Given exercise →
Lift out each line of the data that holds "Greenland".
== Data shown
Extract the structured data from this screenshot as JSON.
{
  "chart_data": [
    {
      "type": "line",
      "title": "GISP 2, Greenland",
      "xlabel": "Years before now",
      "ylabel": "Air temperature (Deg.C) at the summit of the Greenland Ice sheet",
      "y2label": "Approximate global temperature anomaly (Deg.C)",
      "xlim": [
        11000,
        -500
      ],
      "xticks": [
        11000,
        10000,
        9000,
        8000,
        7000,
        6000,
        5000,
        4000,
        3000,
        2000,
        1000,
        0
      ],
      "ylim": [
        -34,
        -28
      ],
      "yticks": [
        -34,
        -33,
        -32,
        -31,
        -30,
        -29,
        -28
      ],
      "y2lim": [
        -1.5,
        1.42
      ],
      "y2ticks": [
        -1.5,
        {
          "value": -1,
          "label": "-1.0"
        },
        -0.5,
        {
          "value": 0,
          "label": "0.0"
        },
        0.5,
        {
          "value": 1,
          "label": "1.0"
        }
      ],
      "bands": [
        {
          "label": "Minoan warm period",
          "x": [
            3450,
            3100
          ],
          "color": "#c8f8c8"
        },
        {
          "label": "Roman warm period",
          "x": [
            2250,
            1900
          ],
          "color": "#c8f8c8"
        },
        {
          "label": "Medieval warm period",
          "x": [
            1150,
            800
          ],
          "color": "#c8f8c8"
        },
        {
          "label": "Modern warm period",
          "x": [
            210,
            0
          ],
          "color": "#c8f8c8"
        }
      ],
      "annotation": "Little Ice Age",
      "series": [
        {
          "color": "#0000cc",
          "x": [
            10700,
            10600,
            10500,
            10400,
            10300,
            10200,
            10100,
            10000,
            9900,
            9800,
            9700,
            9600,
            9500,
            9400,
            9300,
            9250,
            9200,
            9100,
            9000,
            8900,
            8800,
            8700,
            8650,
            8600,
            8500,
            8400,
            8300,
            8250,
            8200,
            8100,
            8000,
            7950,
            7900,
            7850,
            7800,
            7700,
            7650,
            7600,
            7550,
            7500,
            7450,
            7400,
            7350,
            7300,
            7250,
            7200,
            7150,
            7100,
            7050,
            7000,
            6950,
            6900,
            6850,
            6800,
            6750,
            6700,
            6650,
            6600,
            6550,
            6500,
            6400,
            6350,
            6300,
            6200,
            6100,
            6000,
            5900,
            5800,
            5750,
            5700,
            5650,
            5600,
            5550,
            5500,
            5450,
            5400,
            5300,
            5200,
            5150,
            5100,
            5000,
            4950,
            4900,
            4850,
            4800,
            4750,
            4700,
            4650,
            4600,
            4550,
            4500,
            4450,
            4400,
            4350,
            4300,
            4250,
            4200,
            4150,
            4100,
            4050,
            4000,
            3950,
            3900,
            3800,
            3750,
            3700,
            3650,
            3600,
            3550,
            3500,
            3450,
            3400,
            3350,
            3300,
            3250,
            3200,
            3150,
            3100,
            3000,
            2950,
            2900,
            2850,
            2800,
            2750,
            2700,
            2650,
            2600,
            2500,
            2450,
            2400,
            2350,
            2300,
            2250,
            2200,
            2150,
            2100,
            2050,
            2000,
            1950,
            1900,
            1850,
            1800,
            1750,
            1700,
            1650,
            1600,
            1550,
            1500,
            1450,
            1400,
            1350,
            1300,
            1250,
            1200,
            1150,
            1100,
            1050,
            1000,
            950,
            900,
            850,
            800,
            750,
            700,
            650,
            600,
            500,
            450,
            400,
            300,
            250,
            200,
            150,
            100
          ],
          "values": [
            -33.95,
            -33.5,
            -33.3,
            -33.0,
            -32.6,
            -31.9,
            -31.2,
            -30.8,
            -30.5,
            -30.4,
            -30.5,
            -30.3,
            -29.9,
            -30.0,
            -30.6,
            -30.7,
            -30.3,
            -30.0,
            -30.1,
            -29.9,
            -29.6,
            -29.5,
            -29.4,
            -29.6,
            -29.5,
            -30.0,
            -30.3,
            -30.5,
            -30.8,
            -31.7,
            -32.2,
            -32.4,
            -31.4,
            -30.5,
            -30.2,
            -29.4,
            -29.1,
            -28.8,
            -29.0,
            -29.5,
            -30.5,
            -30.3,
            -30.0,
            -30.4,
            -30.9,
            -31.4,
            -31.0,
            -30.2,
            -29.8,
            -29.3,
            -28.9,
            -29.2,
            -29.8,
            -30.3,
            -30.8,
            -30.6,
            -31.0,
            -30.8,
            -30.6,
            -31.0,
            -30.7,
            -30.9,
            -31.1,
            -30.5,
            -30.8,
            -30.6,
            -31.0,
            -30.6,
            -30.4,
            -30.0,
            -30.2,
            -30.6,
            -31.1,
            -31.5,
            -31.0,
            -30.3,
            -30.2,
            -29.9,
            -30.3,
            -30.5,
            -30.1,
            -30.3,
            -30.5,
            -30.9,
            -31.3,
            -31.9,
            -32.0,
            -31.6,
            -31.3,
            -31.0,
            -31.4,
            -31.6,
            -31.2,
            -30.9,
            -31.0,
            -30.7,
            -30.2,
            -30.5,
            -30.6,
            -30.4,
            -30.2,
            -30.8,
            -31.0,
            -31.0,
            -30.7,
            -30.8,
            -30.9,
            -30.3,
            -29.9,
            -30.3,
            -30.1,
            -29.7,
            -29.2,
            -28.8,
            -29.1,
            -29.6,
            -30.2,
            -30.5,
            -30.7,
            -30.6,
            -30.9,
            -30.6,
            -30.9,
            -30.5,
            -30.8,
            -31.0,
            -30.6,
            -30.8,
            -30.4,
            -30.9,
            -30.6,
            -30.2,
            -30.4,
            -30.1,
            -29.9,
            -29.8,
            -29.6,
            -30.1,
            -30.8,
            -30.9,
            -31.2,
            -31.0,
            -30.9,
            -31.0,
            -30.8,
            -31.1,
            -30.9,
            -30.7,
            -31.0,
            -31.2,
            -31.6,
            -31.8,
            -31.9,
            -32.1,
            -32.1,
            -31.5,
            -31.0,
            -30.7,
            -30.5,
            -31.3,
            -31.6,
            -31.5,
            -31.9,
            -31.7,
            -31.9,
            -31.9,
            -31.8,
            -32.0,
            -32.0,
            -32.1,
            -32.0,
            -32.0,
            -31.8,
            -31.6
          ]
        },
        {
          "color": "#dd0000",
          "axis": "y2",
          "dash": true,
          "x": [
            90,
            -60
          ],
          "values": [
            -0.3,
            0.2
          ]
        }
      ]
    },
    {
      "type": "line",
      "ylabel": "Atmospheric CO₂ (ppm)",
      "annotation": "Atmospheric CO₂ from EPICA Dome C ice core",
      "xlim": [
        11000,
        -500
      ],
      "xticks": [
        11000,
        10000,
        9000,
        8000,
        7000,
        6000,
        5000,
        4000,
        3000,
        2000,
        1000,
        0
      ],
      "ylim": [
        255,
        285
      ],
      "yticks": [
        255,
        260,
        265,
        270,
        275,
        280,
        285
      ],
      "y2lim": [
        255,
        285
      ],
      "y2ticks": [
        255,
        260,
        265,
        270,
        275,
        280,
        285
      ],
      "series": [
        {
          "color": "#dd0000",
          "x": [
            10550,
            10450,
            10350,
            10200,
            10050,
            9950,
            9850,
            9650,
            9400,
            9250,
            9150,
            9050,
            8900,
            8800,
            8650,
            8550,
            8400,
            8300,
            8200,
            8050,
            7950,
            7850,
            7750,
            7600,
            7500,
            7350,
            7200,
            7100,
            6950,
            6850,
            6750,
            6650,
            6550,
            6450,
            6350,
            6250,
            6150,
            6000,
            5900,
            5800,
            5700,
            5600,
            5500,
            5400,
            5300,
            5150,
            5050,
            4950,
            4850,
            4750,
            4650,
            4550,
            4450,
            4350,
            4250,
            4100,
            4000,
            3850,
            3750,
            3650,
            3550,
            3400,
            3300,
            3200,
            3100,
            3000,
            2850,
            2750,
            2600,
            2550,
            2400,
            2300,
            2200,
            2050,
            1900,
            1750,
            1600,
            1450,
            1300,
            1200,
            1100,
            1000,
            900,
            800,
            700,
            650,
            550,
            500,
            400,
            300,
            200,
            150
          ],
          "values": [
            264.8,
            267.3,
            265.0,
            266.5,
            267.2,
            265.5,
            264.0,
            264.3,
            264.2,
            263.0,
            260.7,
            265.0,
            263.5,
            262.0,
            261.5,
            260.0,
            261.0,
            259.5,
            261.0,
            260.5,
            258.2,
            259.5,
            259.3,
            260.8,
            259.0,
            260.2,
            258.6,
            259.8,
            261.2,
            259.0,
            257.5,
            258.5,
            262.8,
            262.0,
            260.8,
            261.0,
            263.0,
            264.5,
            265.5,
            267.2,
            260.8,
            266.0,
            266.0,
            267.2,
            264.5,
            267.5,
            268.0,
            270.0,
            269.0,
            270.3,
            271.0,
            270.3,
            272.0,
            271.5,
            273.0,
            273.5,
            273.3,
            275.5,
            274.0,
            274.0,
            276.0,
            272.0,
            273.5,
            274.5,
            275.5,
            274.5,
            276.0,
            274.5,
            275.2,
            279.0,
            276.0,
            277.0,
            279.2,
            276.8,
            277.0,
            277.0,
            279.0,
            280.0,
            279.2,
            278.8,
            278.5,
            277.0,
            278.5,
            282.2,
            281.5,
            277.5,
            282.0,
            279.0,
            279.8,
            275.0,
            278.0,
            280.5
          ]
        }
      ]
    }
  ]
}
====
Output below →
      "title": "GISP 2, Greenland",
      "ylabel": "Air temperature (Deg.C) at the summit of the Greenland Ice sheet",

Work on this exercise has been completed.